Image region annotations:
════════════════

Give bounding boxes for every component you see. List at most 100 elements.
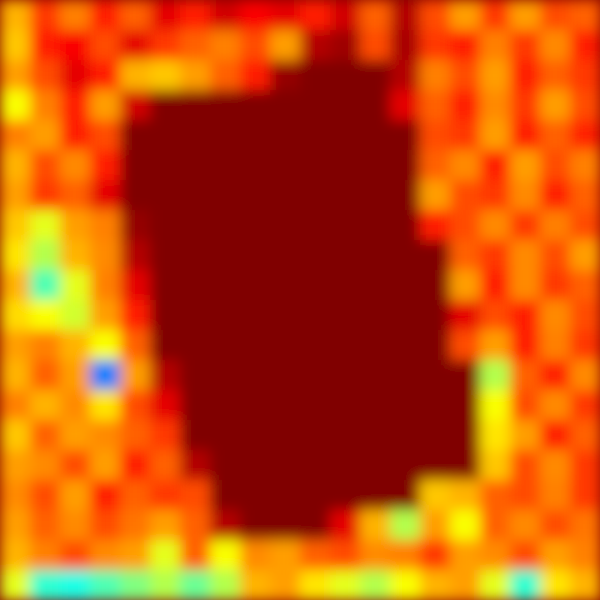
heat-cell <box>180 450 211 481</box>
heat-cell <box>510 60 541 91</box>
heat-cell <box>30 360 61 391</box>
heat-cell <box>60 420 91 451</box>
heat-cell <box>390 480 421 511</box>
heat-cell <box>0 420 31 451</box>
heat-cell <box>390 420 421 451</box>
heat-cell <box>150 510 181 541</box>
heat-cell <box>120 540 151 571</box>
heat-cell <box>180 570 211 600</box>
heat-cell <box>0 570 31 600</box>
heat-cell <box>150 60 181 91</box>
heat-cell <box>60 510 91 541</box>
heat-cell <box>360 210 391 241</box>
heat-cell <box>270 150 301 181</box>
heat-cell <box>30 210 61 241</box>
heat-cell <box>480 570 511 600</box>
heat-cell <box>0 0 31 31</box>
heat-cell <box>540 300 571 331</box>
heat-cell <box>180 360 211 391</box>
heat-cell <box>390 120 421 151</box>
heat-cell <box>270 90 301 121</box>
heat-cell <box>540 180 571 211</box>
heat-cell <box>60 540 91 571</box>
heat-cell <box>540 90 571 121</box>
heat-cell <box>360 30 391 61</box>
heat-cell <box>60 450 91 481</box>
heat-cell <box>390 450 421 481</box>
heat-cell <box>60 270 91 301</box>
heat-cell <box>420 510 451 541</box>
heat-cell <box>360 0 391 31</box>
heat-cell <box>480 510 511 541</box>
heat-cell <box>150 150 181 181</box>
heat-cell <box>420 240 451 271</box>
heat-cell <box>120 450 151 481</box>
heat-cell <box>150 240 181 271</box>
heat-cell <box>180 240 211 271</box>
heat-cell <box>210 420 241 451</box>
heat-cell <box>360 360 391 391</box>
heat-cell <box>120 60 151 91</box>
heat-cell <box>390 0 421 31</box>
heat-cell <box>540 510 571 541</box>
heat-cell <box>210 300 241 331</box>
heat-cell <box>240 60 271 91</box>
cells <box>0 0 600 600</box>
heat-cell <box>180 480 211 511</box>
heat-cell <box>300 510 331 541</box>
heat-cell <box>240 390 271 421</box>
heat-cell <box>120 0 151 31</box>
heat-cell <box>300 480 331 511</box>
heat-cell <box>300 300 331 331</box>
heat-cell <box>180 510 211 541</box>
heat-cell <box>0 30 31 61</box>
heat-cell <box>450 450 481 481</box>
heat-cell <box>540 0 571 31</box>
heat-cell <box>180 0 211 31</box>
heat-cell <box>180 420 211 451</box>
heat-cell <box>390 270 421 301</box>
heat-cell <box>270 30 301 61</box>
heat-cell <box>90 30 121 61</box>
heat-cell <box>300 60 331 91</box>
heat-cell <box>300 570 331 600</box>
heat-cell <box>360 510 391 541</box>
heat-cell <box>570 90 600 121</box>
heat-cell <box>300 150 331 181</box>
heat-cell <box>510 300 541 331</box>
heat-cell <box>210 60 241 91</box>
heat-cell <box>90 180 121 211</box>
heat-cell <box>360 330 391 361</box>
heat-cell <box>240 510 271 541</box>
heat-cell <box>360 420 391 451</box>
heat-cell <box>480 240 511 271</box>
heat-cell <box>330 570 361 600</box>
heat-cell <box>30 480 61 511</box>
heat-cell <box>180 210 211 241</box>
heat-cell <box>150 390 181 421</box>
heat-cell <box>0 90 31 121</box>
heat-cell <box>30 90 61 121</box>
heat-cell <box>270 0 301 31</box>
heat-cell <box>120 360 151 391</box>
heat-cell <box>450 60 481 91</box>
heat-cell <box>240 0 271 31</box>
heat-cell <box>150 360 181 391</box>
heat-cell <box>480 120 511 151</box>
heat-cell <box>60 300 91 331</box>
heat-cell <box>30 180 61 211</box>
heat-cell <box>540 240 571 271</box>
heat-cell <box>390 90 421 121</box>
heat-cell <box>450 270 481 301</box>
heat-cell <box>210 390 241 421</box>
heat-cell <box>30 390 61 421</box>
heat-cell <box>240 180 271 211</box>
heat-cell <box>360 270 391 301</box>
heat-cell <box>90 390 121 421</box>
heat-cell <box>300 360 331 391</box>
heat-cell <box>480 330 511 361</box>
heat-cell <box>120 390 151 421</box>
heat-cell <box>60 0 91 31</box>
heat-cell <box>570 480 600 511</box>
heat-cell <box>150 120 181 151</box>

════════════════

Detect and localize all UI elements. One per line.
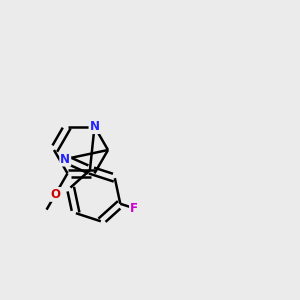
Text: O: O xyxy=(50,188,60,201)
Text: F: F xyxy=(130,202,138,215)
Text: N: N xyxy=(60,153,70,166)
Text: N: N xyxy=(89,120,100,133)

════════════════

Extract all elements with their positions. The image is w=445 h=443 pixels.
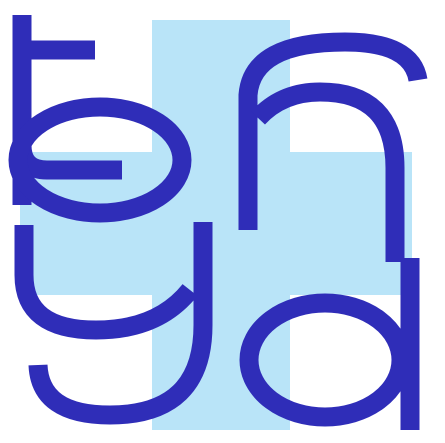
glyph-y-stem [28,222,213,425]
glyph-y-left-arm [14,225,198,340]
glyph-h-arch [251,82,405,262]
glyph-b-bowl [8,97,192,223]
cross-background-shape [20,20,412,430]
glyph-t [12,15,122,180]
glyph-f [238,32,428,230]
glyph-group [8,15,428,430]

════════════════

INSTRUCTION
Convert everything from the line containing "Give bounding boxes" down to the line containing "heat-cell <box>390 420 421 451</box>" into a Markdown table with the columns n and Line, numbering each row and skipping blank lines. Leave the pictures out.

TASK ANSWER
| n | Line |
|---|---|
| 1 | Give bounding boxes for every component you see. List at most 100 elements. |
| 2 | heat-cell <box>180 450 211 481</box> |
| 3 | heat-cell <box>510 60 541 91</box> |
| 4 | heat-cell <box>30 360 61 391</box> |
| 5 | heat-cell <box>60 420 91 451</box> |
| 6 | heat-cell <box>390 480 421 511</box> |
| 7 | heat-cell <box>0 420 31 451</box> |
| 8 | heat-cell <box>390 420 421 451</box> |